[Start of Dataset records]

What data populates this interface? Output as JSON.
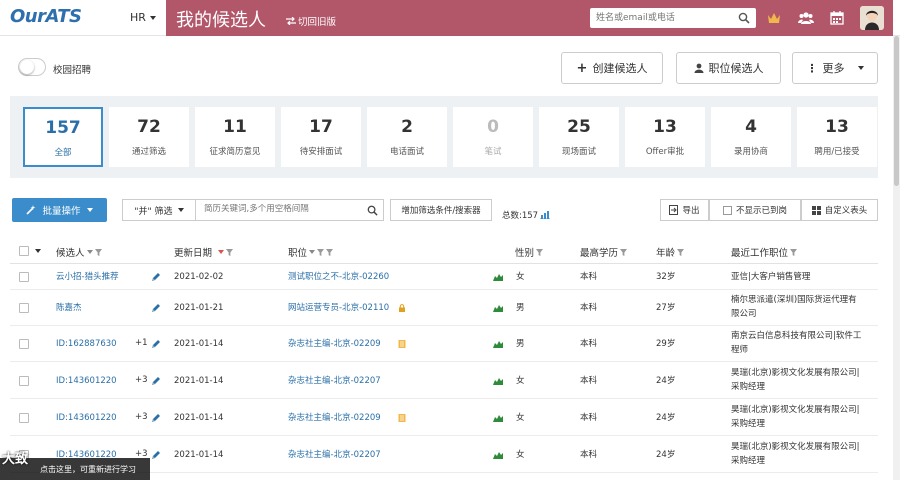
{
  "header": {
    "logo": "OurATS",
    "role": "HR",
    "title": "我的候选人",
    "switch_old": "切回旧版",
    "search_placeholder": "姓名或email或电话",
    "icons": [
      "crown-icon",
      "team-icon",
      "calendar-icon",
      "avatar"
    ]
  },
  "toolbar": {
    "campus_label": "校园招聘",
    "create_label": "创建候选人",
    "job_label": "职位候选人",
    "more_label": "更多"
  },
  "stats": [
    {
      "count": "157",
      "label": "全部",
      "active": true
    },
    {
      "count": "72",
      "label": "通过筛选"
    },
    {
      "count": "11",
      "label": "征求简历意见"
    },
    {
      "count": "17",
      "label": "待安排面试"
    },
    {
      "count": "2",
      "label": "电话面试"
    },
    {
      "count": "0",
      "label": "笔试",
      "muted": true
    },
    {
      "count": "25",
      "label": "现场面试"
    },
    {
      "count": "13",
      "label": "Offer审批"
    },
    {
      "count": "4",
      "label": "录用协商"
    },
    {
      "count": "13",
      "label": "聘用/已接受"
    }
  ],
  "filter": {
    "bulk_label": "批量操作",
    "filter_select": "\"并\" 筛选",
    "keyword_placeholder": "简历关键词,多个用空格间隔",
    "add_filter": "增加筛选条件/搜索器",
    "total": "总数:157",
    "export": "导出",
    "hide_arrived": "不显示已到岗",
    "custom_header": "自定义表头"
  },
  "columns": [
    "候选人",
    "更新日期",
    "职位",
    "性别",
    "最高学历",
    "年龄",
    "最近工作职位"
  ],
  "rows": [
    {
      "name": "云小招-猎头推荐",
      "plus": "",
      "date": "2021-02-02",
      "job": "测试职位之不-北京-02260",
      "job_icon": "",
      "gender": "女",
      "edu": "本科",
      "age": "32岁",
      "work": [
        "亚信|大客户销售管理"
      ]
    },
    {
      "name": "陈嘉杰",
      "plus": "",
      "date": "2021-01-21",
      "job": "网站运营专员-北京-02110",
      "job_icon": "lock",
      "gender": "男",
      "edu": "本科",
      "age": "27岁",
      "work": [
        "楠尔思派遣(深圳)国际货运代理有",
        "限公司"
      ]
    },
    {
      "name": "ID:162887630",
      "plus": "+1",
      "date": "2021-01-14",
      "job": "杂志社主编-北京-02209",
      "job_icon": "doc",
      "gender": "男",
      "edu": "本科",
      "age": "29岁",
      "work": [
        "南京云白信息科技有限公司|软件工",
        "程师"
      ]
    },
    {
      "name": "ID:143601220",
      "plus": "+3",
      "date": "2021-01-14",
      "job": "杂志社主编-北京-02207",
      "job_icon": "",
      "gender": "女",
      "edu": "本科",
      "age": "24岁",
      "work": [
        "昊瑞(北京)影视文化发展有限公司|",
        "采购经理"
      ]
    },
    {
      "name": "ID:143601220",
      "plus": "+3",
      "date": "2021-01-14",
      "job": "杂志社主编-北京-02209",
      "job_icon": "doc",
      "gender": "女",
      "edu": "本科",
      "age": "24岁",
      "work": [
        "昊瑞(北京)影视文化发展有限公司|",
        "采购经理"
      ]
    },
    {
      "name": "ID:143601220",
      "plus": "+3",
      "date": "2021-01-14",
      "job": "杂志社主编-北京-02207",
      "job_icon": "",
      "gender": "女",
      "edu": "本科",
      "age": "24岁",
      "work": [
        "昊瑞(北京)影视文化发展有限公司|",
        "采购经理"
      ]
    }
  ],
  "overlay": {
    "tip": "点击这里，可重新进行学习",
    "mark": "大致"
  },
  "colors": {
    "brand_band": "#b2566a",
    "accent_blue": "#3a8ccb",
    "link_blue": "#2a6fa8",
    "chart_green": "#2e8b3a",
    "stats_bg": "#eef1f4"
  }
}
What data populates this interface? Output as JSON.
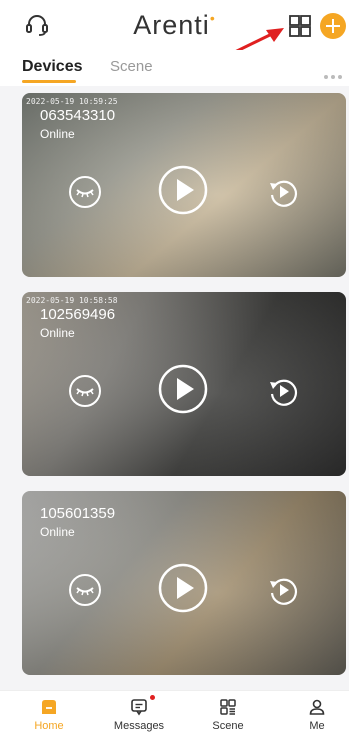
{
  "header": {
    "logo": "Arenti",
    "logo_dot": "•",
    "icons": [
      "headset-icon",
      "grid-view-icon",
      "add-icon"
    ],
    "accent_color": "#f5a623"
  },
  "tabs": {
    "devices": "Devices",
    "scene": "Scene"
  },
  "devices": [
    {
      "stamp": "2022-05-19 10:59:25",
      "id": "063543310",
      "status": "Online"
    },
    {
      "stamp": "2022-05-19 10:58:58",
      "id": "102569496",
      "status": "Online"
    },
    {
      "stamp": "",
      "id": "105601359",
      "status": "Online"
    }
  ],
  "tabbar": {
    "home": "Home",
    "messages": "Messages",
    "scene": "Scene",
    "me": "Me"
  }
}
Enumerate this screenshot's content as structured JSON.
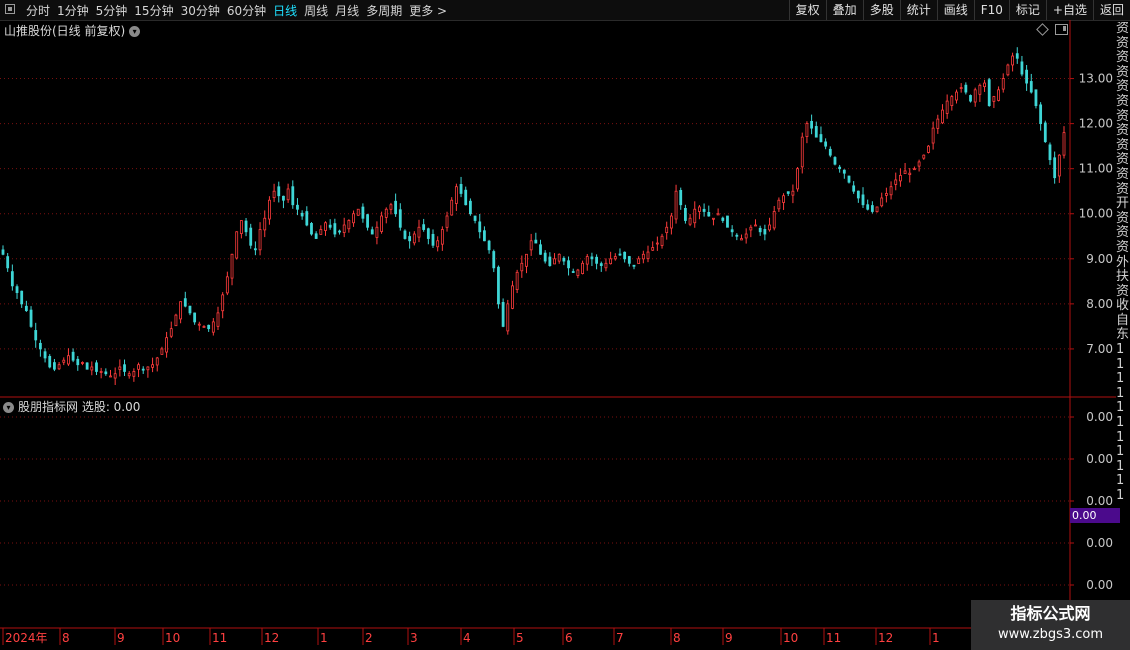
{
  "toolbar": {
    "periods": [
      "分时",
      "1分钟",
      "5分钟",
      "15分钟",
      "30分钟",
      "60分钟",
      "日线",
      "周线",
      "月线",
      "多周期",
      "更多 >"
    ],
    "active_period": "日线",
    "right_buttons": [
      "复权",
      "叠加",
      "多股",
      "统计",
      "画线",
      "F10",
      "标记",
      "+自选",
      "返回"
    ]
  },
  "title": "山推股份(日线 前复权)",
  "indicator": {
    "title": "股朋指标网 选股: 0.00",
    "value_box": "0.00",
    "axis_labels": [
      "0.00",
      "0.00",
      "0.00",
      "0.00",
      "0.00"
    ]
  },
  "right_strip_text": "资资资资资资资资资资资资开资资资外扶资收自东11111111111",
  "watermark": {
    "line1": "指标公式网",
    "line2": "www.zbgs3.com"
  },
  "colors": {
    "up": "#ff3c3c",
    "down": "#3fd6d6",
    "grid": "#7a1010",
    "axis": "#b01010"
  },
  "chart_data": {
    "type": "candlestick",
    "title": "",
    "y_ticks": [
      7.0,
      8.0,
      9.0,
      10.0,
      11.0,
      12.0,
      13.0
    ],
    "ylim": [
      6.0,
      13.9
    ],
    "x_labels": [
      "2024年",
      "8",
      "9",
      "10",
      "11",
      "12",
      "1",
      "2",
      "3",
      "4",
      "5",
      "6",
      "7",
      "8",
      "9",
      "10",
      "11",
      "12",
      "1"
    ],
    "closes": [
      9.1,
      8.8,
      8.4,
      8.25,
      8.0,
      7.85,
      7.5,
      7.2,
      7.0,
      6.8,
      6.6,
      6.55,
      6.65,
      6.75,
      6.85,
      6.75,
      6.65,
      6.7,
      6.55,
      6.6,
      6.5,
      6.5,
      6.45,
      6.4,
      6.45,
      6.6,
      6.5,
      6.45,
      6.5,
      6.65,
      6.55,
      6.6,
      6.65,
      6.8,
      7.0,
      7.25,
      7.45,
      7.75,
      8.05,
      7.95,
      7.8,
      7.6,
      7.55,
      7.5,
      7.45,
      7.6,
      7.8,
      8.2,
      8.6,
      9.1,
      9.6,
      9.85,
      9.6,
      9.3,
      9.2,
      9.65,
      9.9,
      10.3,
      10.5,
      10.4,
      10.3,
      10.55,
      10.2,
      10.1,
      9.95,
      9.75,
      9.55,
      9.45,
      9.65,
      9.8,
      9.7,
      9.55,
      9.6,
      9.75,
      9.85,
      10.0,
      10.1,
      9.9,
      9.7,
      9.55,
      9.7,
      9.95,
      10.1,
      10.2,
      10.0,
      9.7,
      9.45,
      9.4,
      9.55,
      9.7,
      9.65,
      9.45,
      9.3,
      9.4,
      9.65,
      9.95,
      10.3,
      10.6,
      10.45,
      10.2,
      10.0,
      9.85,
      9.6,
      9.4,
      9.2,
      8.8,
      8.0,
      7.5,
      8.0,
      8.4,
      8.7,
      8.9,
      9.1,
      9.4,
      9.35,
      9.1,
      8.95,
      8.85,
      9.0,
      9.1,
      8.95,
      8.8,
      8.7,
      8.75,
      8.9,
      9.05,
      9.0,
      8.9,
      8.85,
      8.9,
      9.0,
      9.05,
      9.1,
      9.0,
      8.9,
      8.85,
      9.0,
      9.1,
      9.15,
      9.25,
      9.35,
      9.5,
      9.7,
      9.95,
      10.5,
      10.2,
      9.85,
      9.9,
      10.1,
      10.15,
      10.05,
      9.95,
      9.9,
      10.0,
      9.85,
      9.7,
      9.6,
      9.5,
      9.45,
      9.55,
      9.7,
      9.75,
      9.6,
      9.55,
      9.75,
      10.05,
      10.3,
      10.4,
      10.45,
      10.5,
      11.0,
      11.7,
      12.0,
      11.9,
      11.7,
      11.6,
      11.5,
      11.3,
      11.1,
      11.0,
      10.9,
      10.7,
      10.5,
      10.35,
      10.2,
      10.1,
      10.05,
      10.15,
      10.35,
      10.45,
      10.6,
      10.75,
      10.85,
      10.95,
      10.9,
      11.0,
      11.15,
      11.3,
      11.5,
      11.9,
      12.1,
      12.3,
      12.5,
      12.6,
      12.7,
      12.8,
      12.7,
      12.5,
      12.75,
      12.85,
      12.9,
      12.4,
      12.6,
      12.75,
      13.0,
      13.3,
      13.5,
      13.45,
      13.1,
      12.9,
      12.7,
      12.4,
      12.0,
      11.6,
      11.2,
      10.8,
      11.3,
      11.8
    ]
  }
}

[End of Dataset records]

To be done =>
Search the data for the string "count". List each line that has it.

Response below =>
      "count": "157",
      "count": "72",
      "count": "11",
      "count": "17",
      "count": "2",
      "count": "0",
      "count": "25",
      "count": "13",
      "count": "4",
      "count": "13",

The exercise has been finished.